WHAT YOU SHOULD DO – Look through the data below. Collect every line where the word "style" occurs.

DATA SUPPLIED –
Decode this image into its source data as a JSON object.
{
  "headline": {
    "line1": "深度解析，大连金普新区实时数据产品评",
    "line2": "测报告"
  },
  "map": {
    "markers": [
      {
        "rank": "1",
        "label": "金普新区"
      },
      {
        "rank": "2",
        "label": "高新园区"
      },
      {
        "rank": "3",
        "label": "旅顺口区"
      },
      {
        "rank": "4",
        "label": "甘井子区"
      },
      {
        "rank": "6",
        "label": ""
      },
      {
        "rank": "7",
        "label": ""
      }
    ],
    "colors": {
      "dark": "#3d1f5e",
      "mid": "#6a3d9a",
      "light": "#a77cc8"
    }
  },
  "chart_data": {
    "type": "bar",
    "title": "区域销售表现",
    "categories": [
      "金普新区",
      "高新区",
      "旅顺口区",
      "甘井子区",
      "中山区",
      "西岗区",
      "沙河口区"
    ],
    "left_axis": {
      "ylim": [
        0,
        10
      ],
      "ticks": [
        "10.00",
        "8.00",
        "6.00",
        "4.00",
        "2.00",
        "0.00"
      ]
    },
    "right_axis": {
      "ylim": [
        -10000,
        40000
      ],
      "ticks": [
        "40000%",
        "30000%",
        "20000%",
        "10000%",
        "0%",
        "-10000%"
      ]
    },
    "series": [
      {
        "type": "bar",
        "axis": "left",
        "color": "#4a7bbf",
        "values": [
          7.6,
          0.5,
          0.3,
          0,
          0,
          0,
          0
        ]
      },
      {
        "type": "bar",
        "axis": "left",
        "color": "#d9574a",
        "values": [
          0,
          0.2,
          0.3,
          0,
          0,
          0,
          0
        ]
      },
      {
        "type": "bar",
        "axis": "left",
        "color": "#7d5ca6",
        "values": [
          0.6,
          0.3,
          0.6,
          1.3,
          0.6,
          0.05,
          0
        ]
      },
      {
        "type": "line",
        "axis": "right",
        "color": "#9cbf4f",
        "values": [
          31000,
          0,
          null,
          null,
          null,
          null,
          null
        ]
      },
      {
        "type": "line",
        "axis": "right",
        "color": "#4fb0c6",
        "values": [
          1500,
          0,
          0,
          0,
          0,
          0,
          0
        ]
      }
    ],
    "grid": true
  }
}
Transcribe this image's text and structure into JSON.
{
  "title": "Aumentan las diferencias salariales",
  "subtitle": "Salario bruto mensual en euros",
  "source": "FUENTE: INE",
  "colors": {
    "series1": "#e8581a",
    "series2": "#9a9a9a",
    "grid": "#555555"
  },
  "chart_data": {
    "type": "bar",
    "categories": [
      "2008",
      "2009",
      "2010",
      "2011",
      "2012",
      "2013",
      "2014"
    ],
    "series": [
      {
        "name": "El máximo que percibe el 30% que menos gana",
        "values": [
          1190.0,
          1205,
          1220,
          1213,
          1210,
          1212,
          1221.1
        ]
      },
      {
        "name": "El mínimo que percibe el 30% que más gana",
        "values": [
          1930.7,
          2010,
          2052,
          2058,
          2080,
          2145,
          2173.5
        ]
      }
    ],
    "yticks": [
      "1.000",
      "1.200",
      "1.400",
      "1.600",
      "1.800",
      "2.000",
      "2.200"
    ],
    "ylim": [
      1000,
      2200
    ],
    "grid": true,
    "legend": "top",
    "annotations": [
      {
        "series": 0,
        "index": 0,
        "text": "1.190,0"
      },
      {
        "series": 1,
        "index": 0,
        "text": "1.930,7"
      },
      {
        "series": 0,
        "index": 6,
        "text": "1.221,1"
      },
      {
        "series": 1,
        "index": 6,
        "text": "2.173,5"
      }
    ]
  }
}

* * *

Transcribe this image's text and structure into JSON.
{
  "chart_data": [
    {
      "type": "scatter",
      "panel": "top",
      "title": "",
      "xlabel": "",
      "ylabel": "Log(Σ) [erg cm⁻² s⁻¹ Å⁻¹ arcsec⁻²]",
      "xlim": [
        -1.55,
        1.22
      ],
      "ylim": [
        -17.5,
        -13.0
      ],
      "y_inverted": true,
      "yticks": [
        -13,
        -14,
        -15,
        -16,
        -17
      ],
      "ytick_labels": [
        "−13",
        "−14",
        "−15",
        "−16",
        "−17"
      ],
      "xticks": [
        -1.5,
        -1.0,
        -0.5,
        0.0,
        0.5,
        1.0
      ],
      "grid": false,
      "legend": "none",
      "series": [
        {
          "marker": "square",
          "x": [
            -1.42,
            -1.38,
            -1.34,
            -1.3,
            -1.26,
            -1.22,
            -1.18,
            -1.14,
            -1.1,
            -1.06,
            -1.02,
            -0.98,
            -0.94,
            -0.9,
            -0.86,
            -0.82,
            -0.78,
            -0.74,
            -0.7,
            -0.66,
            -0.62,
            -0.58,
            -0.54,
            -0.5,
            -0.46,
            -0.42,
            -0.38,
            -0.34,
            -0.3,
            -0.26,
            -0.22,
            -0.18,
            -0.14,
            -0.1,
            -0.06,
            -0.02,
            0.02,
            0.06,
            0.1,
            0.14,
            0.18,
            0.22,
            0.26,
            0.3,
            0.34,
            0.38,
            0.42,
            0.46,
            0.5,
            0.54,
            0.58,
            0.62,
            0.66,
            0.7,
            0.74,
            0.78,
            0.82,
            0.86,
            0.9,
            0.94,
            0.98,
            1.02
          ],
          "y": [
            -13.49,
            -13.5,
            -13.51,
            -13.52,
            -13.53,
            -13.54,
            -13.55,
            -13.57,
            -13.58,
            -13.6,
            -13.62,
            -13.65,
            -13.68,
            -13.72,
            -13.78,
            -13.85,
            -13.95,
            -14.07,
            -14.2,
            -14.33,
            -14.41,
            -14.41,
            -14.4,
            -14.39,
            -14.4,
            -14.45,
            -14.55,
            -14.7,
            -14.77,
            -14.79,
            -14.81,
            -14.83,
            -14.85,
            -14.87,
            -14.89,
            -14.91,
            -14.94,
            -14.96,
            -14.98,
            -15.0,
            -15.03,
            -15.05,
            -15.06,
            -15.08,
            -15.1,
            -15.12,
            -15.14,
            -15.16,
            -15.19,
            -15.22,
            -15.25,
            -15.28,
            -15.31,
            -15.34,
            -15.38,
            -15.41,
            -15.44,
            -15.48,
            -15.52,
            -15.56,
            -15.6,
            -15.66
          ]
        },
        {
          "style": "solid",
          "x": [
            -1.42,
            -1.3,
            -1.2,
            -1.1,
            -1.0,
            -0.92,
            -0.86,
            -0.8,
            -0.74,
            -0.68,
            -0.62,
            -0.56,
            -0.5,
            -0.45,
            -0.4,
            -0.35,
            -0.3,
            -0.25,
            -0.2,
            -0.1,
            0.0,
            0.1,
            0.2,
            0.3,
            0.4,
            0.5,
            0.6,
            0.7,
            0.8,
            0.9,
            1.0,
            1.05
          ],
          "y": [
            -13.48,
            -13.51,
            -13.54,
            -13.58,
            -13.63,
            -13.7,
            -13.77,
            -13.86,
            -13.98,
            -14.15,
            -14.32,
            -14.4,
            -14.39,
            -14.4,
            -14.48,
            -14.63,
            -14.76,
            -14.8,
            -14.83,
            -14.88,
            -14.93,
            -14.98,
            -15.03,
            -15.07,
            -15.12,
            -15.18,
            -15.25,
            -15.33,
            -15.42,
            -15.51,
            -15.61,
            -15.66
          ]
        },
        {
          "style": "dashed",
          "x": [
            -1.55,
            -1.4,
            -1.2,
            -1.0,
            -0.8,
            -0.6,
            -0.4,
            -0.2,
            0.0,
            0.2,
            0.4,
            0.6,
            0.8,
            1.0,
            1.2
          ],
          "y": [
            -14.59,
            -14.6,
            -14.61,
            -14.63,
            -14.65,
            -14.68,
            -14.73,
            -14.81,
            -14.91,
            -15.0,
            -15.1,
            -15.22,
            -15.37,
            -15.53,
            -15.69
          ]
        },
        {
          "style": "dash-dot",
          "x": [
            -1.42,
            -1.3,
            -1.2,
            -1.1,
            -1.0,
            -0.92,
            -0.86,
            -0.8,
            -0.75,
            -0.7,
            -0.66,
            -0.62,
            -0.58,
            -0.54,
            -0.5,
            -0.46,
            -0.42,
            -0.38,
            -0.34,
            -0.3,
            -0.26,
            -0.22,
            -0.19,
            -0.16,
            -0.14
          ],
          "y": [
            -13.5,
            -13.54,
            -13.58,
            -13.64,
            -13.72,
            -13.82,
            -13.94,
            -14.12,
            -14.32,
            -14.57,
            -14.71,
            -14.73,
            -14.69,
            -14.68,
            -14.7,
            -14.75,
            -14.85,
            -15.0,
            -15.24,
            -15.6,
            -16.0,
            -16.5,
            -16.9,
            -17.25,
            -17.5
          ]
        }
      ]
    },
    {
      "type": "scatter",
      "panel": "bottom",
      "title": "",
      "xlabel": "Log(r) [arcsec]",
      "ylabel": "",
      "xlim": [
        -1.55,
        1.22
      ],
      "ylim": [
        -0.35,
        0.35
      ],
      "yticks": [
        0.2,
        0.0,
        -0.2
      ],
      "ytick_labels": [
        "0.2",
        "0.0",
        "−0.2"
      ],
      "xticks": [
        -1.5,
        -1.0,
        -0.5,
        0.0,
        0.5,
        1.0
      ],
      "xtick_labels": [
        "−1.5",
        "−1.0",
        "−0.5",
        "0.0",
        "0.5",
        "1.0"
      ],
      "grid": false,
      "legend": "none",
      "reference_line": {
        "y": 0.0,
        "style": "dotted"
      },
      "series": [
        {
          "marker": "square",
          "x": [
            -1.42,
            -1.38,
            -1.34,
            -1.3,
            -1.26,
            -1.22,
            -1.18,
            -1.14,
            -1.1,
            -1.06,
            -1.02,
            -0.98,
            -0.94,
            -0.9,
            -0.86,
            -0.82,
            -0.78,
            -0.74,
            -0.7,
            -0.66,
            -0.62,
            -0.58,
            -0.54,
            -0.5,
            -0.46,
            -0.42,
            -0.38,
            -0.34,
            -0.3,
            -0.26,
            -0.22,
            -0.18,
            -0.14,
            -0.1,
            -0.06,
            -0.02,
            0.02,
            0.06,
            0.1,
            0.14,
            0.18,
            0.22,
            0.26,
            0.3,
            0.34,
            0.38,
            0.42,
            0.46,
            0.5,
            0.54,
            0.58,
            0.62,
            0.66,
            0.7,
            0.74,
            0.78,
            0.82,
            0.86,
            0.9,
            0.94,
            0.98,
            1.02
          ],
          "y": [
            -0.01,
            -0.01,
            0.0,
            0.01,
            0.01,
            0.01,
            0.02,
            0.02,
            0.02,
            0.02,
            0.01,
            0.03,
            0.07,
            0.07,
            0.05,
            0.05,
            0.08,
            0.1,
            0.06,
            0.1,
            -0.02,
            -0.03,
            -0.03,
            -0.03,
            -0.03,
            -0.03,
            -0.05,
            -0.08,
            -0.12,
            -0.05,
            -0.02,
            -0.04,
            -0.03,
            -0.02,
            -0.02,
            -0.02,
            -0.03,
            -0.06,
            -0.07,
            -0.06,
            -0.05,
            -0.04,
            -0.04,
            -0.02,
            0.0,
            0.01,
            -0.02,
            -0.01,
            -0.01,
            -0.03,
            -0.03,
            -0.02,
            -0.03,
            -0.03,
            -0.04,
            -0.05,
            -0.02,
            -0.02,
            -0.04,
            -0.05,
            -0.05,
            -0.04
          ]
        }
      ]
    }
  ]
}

TASK OUTPUT –
          "style": "solid",
          "style": "dashed",
          "style": "dash-dot",
        "style": "dotted"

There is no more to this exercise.